→ Exercise prompt: Below are the records; pull every line that includes "unpaired".

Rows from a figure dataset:
BEGIN
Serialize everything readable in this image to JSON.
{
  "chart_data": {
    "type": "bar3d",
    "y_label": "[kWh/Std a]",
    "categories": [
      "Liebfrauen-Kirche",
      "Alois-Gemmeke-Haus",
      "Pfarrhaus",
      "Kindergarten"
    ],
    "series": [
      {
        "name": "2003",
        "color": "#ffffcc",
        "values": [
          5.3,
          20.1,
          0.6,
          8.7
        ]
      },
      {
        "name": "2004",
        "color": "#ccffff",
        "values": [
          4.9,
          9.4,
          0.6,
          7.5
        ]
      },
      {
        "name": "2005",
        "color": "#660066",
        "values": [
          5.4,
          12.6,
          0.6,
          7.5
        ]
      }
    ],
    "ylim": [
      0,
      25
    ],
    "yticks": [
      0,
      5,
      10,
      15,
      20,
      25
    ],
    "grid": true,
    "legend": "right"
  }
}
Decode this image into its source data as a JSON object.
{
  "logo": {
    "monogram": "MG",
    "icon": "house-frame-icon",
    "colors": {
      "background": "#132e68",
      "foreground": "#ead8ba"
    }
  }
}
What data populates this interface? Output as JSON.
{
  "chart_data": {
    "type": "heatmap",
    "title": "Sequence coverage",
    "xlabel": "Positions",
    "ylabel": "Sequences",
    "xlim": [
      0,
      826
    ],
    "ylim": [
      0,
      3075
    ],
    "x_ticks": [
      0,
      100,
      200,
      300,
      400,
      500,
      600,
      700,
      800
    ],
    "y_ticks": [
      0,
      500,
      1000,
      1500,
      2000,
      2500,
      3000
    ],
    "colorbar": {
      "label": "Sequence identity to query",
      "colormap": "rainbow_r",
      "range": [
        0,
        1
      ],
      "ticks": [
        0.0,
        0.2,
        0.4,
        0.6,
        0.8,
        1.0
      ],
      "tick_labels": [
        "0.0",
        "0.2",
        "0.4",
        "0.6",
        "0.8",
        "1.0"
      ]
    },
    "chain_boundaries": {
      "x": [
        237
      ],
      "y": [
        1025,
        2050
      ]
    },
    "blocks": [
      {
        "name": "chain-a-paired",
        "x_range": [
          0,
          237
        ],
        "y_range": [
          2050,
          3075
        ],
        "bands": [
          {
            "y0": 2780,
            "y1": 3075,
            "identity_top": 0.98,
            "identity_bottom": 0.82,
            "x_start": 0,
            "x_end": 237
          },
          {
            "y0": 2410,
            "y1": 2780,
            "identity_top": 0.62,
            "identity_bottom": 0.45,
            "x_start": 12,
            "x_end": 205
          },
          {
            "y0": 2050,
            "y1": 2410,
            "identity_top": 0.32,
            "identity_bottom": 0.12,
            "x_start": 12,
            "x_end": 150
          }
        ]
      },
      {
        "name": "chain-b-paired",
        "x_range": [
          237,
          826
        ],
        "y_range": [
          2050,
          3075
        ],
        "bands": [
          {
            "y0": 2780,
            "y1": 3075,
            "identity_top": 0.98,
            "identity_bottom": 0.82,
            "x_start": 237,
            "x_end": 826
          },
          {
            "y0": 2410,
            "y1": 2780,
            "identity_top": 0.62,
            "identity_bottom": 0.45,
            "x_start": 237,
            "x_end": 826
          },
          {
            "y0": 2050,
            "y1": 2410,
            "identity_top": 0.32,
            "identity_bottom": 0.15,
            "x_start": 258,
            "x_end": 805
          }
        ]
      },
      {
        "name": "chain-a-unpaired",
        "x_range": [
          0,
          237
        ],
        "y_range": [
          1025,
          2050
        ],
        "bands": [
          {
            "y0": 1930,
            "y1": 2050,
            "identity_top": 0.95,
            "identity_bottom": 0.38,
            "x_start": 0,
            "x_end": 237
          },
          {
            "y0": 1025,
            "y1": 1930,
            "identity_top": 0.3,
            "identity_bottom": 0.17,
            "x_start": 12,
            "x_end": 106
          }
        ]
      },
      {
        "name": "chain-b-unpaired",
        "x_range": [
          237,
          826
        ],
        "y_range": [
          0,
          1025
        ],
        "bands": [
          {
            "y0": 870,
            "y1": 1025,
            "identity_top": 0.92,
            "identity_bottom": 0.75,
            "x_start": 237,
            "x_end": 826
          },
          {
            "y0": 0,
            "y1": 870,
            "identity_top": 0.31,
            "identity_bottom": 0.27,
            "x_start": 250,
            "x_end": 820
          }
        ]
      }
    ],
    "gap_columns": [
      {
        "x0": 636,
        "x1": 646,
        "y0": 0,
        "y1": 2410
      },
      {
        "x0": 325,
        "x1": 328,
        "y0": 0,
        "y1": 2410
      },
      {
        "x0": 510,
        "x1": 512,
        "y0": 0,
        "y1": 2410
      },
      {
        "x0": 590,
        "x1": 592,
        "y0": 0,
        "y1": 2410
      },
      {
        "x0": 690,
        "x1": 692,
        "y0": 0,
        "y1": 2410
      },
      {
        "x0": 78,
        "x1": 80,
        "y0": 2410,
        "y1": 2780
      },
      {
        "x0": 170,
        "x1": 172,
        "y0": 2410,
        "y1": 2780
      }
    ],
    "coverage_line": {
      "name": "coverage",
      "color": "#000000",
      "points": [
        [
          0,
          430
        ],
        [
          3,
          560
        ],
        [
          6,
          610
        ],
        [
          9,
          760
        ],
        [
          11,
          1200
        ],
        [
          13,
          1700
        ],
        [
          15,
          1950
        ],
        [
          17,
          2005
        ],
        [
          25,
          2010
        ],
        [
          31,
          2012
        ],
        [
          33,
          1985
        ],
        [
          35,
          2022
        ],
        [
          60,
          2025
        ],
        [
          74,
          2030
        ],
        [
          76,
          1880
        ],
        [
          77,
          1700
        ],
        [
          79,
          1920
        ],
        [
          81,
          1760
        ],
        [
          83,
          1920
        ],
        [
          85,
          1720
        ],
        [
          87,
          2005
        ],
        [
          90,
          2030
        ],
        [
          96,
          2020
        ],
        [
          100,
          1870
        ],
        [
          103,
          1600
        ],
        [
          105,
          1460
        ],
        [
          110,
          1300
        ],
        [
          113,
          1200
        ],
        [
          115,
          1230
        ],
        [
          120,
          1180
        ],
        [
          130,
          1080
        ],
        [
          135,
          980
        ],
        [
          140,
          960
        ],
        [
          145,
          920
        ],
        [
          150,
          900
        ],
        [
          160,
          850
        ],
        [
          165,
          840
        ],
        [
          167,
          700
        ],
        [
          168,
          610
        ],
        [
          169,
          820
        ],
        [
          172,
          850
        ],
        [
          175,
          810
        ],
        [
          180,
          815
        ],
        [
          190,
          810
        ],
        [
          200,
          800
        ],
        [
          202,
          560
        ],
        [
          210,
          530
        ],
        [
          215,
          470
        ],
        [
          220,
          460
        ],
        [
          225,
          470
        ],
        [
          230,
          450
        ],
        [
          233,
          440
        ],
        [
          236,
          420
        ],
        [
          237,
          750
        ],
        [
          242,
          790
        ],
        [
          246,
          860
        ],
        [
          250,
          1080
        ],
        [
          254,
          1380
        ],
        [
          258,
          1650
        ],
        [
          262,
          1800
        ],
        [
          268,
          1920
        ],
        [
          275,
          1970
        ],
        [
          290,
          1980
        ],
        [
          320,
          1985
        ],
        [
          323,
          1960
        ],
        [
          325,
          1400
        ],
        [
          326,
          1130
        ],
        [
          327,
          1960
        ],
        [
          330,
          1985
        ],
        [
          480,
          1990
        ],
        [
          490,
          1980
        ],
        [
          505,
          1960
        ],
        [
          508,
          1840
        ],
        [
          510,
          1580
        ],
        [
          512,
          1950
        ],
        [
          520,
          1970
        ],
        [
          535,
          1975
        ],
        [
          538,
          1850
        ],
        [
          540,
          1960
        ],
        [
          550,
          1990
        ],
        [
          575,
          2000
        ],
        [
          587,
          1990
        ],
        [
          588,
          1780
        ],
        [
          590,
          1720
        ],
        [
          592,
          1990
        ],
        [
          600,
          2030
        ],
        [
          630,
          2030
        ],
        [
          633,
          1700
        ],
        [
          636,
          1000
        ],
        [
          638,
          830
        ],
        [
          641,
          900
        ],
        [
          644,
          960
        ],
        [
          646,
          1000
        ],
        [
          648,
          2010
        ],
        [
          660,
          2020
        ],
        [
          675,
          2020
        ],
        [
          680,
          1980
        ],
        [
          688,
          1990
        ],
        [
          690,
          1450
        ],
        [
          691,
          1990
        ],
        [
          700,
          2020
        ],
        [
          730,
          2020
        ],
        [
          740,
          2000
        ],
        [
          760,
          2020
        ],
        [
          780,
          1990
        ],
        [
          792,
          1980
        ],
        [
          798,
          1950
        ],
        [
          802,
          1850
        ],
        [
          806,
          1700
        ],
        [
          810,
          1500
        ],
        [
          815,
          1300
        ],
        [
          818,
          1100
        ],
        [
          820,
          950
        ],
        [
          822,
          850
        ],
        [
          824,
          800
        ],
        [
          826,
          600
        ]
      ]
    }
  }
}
END
→ Task output:
        "name": "chain-a-unpaired",
        "name": "chain-b-unpaired",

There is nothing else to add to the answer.